### Task prompt
Reproduce the items verbatim, from the first line up to and including the line that contains "clock-date: 11/11/2024 bbox=[908, 749, 968, 763]".

### Working data
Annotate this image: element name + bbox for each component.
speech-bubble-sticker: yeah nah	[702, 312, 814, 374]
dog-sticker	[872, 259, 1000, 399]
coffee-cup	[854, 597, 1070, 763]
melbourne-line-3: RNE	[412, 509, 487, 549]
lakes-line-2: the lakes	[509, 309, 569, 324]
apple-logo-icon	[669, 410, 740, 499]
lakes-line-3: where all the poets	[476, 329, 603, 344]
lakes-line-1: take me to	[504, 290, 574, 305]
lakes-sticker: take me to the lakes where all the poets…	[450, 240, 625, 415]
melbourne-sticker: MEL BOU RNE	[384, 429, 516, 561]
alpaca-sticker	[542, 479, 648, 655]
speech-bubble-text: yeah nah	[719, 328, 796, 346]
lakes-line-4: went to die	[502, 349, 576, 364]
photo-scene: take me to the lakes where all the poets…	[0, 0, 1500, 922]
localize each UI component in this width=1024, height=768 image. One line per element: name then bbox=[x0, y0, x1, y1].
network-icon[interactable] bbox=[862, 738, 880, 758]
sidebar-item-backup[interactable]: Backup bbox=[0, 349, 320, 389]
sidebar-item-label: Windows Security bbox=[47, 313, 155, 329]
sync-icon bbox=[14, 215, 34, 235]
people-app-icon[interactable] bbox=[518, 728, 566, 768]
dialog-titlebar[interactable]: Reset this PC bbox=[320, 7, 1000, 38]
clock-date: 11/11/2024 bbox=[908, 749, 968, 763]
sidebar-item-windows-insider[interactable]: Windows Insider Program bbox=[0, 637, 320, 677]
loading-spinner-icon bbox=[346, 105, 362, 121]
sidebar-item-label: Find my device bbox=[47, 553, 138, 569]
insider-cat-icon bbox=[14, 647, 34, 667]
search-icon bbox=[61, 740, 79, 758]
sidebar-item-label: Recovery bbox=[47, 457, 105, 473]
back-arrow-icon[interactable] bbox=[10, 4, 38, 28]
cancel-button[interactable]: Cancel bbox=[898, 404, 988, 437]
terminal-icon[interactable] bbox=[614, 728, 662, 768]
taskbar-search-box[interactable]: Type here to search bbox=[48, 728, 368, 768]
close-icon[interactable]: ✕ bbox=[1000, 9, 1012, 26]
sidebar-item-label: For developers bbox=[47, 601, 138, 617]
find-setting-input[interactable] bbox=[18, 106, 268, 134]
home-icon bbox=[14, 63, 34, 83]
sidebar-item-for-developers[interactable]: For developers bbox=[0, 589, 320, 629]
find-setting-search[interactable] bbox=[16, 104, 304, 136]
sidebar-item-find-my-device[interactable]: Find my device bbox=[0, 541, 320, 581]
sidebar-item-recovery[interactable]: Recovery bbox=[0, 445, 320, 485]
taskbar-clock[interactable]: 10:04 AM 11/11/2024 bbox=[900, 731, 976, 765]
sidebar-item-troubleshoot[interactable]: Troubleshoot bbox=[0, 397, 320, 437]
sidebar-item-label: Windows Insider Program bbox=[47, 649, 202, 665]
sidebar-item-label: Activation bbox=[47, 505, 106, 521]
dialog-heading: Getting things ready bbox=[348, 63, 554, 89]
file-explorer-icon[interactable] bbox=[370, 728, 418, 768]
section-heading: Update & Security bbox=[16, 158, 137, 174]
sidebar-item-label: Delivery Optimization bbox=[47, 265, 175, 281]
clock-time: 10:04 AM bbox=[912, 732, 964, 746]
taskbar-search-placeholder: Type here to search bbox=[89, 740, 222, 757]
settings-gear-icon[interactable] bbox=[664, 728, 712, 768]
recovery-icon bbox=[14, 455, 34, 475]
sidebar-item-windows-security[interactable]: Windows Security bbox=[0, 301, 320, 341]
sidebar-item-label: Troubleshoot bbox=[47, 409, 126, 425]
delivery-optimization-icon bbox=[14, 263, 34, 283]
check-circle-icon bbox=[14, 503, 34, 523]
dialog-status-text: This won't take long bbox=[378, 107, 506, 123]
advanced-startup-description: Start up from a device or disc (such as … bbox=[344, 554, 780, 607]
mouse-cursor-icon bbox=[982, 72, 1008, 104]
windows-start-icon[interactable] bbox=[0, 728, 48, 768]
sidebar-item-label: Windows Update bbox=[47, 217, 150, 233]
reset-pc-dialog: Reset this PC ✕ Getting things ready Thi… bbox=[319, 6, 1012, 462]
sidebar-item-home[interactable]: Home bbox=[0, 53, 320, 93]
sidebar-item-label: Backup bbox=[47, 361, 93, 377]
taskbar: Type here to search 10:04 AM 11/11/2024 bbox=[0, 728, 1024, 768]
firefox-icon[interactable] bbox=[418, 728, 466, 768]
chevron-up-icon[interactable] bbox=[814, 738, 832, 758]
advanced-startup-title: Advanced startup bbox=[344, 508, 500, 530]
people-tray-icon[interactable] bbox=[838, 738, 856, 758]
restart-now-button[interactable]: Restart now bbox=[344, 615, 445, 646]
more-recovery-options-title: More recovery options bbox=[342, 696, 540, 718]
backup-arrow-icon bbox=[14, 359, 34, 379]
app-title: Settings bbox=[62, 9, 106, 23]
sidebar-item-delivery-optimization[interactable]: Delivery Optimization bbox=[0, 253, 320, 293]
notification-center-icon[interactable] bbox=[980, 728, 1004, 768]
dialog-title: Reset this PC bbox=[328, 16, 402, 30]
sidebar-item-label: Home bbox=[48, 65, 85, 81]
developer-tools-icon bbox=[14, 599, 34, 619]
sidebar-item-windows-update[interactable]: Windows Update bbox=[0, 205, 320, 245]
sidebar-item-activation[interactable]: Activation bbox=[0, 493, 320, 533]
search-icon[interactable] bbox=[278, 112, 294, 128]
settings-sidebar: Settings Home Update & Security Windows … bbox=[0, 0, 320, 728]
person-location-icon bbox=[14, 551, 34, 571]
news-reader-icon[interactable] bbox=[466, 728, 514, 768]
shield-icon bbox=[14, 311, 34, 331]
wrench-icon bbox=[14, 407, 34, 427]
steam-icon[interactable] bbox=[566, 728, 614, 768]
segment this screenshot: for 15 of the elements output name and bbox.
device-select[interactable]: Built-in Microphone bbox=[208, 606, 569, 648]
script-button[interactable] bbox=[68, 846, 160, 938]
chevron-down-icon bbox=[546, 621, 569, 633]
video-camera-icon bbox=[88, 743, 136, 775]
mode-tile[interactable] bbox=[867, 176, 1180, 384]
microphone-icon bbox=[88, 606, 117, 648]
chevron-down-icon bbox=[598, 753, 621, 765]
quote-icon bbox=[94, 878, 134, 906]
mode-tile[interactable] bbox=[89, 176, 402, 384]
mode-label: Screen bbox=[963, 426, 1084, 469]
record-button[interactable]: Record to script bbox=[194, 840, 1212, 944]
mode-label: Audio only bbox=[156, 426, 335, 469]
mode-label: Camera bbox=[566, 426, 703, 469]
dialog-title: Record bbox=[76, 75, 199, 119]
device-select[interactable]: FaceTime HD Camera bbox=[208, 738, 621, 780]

### Result of the task
Annotate this image: element name + bbox for each component.
speech-bubble-sticker: yeah nah	[702, 312, 814, 374]
dog-sticker	[872, 259, 1000, 399]
coffee-cup	[854, 597, 1070, 763]
melbourne-line-3: RNE	[412, 509, 487, 549]
lakes-line-2: the lakes	[509, 309, 569, 324]
apple-logo-icon	[669, 410, 740, 499]
lakes-line-3: where all the poets	[476, 329, 603, 344]
lakes-line-1: take me to	[504, 290, 574, 305]
lakes-sticker: take me to the lakes where all the poets…	[450, 240, 625, 415]
melbourne-sticker: MEL BOU RNE	[384, 429, 516, 561]
alpaca-sticker	[542, 479, 648, 655]
speech-bubble-text: yeah nah	[719, 328, 796, 346]
lakes-line-4: went to die	[502, 349, 576, 364]
photo-scene: take me to the lakes where all the poets…	[0, 0, 1500, 922]
localize each UI component in this width=1024, height=768 image. One line per element: name then bbox=[x0, y0, x1, y1].
network-icon[interactable] bbox=[862, 738, 880, 758]
sidebar-item-backup[interactable]: Backup bbox=[0, 349, 320, 389]
sidebar-item-label: Windows Security bbox=[47, 313, 155, 329]
sync-icon bbox=[14, 215, 34, 235]
people-app-icon[interactable] bbox=[518, 728, 566, 768]
dialog-titlebar[interactable]: Reset this PC bbox=[320, 7, 1000, 38]
clock-date: 11/11/2024 bbox=[908, 749, 968, 763]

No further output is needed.